## Entries provided
"""

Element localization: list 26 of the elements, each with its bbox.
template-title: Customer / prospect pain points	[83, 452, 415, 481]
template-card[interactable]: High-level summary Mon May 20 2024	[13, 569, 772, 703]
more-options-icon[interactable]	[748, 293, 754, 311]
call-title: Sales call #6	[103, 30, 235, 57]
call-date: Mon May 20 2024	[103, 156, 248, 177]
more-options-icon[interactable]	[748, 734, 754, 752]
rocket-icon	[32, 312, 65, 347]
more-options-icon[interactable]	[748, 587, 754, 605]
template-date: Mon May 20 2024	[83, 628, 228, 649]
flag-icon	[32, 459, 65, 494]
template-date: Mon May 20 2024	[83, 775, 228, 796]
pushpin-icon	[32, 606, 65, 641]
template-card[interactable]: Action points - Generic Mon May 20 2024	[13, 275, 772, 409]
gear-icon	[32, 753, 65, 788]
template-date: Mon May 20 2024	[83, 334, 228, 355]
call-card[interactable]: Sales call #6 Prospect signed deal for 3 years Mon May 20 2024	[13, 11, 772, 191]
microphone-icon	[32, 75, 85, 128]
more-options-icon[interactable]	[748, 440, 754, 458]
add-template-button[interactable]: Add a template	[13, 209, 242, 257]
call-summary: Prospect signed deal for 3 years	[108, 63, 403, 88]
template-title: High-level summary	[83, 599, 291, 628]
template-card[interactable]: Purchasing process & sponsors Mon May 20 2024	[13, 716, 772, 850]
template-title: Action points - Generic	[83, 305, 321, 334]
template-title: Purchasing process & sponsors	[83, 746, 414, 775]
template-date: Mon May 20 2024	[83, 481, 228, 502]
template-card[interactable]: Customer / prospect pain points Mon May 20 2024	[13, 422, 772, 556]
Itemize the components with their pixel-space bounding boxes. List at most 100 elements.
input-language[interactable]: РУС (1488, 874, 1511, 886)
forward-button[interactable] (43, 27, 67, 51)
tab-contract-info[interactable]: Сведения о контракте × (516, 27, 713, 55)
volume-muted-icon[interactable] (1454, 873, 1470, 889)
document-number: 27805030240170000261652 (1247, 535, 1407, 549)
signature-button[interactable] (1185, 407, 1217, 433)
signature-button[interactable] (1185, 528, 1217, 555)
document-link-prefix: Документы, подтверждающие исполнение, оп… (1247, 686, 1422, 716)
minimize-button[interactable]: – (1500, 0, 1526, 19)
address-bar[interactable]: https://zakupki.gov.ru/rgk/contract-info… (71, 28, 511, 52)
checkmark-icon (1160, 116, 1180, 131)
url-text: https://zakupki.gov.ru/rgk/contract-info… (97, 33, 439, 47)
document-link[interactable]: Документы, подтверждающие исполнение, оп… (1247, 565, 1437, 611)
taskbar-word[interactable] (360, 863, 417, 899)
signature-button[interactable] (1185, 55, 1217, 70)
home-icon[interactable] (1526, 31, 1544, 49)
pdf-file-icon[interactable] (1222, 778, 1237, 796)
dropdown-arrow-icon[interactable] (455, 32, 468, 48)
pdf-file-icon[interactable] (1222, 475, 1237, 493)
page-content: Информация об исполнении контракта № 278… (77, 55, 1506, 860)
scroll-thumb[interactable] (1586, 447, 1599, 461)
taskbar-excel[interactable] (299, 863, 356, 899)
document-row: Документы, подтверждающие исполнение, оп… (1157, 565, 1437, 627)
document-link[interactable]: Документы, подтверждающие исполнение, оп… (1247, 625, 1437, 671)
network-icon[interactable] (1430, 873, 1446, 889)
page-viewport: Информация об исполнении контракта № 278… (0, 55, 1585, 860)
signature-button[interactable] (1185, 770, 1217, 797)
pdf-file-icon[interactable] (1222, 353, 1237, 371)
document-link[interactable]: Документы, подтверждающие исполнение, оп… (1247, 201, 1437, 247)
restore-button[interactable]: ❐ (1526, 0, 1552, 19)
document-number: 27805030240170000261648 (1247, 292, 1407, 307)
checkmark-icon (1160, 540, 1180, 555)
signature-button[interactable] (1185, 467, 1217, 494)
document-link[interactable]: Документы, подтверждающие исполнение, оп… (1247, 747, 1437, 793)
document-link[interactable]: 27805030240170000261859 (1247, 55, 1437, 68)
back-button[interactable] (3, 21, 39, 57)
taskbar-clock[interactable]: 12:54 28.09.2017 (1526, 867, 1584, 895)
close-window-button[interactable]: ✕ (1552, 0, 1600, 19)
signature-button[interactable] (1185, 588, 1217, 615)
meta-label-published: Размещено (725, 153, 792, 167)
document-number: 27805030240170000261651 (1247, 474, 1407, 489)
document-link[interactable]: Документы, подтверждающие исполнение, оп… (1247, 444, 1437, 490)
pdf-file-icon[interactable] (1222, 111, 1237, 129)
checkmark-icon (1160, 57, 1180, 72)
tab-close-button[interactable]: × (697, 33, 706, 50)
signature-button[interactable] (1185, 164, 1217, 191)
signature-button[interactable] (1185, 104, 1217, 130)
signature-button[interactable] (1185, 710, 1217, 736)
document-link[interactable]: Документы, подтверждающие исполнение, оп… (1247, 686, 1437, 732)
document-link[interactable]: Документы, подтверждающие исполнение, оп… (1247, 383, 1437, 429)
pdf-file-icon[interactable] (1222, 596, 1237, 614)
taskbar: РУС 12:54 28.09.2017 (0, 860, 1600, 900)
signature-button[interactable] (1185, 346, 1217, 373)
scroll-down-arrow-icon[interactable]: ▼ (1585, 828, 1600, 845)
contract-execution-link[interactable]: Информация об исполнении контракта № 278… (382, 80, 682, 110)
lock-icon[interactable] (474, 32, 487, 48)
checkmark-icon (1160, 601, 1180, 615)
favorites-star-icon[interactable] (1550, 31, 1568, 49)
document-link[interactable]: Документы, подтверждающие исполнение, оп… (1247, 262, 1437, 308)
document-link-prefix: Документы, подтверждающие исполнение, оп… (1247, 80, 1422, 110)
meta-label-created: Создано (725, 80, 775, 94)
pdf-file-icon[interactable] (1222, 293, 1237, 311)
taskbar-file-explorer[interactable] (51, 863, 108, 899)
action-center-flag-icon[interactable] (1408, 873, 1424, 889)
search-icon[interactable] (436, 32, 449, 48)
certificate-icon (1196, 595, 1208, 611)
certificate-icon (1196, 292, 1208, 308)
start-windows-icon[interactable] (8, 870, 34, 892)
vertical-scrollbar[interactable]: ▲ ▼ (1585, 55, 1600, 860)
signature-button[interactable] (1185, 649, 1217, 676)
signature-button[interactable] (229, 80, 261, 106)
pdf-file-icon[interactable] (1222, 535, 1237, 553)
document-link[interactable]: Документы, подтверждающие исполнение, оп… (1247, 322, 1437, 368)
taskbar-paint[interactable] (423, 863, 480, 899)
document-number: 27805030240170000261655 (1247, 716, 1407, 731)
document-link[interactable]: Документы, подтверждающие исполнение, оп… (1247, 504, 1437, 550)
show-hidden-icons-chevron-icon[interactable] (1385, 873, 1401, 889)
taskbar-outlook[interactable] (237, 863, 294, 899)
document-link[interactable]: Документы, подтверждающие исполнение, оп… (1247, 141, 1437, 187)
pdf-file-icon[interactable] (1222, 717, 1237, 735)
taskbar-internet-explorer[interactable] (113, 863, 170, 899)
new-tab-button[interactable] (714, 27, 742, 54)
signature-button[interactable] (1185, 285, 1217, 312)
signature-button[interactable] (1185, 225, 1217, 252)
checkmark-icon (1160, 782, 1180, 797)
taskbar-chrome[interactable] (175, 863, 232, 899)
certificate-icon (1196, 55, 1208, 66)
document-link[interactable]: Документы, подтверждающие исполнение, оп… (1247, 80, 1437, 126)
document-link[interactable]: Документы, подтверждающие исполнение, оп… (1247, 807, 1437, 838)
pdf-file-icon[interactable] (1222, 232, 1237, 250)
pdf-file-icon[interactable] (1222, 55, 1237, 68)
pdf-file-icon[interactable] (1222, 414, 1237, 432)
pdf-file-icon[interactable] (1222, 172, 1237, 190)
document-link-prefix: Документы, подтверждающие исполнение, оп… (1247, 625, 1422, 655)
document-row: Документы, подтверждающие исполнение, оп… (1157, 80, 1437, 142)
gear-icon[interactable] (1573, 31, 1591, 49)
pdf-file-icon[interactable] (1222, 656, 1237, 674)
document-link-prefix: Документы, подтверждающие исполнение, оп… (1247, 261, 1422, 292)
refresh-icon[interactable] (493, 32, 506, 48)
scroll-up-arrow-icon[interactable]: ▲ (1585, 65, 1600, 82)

"""

## Stated exercise
Output the records again unchanged, from the start of the records through the line that contains "minimize-button[interactable]: – (1500, 0, 1526, 19)", inclusive.

## Output for this task
Element localization: list 26 of the elements, each with its bbox.
template-title: Customer / prospect pain points	[83, 452, 415, 481]
template-card[interactable]: High-level summary Mon May 20 2024	[13, 569, 772, 703]
more-options-icon[interactable]	[748, 293, 754, 311]
call-title: Sales call #6	[103, 30, 235, 57]
call-date: Mon May 20 2024	[103, 156, 248, 177]
more-options-icon[interactable]	[748, 734, 754, 752]
rocket-icon	[32, 312, 65, 347]
more-options-icon[interactable]	[748, 587, 754, 605]
template-date: Mon May 20 2024	[83, 628, 228, 649]
flag-icon	[32, 459, 65, 494]
template-date: Mon May 20 2024	[83, 775, 228, 796]
pushpin-icon	[32, 606, 65, 641]
template-card[interactable]: Action points - Generic Mon May 20 2024	[13, 275, 772, 409]
gear-icon	[32, 753, 65, 788]
template-date: Mon May 20 2024	[83, 334, 228, 355]
call-card[interactable]: Sales call #6 Prospect signed deal for 3 years Mon May 20 2024	[13, 11, 772, 191]
microphone-icon	[32, 75, 85, 128]
more-options-icon[interactable]	[748, 440, 754, 458]
add-template-button[interactable]: Add a template	[13, 209, 242, 257]
call-summary: Prospect signed deal for 3 years	[108, 63, 403, 88]
template-title: High-level summary	[83, 599, 291, 628]
template-card[interactable]: Purchasing process & sponsors Mon May 20 2024	[13, 716, 772, 850]
template-title: Action points - Generic	[83, 305, 321, 334]
template-title: Purchasing process & sponsors	[83, 746, 414, 775]
template-date: Mon May 20 2024	[83, 481, 228, 502]
template-card[interactable]: Customer / prospect pain points Mon May 20 2024	[13, 422, 772, 556]
Itemize the components with their pixel-space bounding boxes. List at most 100 elements.
input-language[interactable]: РУС (1488, 874, 1511, 886)
forward-button[interactable] (43, 27, 67, 51)
tab-contract-info[interactable]: Сведения о контракте × (516, 27, 713, 55)
volume-muted-icon[interactable] (1454, 873, 1470, 889)
document-number: 27805030240170000261652 (1247, 535, 1407, 549)
signature-button[interactable] (1185, 407, 1217, 433)
signature-button[interactable] (1185, 528, 1217, 555)
document-link-prefix: Документы, подтверждающие исполнение, оп… (1247, 686, 1422, 716)
minimize-button[interactable]: – (1500, 0, 1526, 19)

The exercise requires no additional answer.